#### 文書の抜粋

5年ぶり制覇!桐光学園、2年生エース松井68K締め

[ 2012年7月30日 06:00 ]

<桐蔭学園・桐光学園>8回2死三塁、桐蔭学園・嵩を三振に斬り、ガッツポーズの桐光学園・松井

神奈川大会決勝 桐光学園11―4桐蔭学園

(7月29日 横浜)
 第94回全国高校野球選手権大会(8月8日から15日間、甲子園)の地方大会は8大会で決勝が行われ、神奈川では桐光学園のエース左腕・松井裕樹投手(2年)が15奪三振の快投で桐蔭学園を破り5年ぶり4度目の甲子園出場を決めた。30日は福井で決勝が行われ全49代表校が出そろう。
【29日の試合結果】

 2年生エースの松井が投じた151球目。119キロのカーブで15個目の三振を奪い、雄叫びを上げた。「神奈川のドクターK」は、歓喜の輪で俳優・森山未來似の表情を崩した。

 「気力だけで投げました。去年は途中で降板していたので、完投できて良かった」

 2回に2点を先制されたが、味方がすぐに逆転。8安打を許したが4失点で最後まで踏ん張った。昨夏の横浜との決勝では1年生ながら先発を任された。だが、5回途中1失点で降板し、チームもサヨナラ負け。スタミナ強化のため、週3日、200球を超える投げ込みを行ってきた。「疲れは残っていた」と言いながらも、今夏は準々決勝から3連続完投するなど、6試合で713球を投げ抜いた。

#### 確認データ
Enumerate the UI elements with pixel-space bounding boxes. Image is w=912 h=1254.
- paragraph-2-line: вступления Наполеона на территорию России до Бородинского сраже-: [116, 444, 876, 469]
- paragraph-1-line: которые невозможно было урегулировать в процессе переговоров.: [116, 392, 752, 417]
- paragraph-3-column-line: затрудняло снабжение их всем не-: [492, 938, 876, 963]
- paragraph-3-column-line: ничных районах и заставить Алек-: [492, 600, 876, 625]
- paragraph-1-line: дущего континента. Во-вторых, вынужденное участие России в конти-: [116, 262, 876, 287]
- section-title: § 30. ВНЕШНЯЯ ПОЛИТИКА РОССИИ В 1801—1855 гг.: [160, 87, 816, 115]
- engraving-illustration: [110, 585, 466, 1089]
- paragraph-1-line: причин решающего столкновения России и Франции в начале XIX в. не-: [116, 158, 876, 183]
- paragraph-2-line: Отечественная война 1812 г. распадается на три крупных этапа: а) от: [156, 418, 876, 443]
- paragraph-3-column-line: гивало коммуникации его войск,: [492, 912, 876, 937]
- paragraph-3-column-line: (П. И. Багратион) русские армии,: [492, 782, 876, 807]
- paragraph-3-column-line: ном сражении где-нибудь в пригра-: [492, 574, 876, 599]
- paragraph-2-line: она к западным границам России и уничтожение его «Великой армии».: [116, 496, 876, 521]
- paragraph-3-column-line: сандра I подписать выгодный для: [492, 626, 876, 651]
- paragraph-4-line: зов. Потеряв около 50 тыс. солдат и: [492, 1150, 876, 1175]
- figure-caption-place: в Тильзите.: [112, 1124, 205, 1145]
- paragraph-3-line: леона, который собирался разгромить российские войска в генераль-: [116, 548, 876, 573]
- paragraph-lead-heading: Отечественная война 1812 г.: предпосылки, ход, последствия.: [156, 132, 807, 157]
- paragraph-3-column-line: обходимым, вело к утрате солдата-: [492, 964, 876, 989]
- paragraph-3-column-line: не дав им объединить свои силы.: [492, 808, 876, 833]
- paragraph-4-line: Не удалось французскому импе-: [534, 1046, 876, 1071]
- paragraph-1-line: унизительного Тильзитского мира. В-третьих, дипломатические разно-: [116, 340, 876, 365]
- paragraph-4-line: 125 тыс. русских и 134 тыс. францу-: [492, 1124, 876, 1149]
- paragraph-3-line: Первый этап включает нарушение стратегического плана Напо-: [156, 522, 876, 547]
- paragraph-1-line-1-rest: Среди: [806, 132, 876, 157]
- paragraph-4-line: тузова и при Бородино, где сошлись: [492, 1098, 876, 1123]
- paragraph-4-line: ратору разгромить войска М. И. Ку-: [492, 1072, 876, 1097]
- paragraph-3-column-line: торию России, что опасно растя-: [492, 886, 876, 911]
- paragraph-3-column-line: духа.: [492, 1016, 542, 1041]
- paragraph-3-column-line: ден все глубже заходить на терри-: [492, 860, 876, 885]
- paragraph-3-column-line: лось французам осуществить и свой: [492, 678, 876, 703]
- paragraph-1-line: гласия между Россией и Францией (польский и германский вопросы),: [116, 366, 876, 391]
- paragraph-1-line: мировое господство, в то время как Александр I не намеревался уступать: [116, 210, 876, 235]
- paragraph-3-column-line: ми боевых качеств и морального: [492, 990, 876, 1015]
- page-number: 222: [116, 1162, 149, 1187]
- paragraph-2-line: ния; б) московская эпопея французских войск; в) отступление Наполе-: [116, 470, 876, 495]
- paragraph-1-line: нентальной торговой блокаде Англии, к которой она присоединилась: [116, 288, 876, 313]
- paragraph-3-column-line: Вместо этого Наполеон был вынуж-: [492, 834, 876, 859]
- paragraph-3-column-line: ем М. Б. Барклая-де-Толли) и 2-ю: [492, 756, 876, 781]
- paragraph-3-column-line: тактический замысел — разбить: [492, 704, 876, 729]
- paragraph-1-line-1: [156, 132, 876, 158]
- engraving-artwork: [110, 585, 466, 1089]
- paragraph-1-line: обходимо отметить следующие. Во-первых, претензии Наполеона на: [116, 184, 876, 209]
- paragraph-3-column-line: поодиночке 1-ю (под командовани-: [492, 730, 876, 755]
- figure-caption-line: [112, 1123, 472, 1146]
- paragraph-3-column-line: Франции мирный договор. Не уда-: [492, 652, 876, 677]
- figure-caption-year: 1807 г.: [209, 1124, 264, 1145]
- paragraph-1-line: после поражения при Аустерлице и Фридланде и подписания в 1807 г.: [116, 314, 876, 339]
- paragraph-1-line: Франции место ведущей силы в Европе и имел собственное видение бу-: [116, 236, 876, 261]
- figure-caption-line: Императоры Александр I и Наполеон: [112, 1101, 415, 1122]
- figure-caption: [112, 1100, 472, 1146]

#### 作業内容
桐光学園の甲子園出場を伝える記事から、「第94回全国高校野球選手権大」で始まり「喜の輪で俳優・森山未來似の表情を崩した。」まで続く部分を、一字も変えずに引用してください。

#### 解答
第94回全国高校野球選手権大会(8月8日から15日間、甲子園)の地方大会は8大会で決勝が行われ、神奈川では桐光学園のエース左腕・松井裕樹投手(2年)が15奪三振の快投で桐蔭学園を破り5年ぶり4度目の甲子園出場を決めた。30日は福井で決勝が行われ全49代表校が出そろう。
【29日の試合結果】

 2年生エースの松井が投じた151球目。119キロのカーブで15個目の三振を奪い、雄叫びを上げた。「神奈川のドクターK」は、歓喜の輪で俳優・森山未來似の表情を崩した。